▶ _Set exercise_
Some lines of these records may hold the word "WIDTH"; state how many, using only the number.

▶ _Record extracts_
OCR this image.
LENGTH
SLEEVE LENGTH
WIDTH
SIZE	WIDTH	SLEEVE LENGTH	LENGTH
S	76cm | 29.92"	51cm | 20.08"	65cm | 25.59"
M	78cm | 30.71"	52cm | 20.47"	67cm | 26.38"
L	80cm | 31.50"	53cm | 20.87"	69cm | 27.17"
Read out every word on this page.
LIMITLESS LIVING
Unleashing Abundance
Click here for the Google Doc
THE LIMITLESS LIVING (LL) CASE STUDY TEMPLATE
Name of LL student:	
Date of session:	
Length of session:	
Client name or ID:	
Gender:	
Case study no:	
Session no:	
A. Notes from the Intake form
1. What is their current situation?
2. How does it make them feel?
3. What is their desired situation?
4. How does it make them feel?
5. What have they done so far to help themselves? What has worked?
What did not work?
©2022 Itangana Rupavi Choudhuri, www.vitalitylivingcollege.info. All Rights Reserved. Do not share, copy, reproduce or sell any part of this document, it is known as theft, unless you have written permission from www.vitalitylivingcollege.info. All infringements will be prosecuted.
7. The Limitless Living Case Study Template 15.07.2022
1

▶ _Task response_
2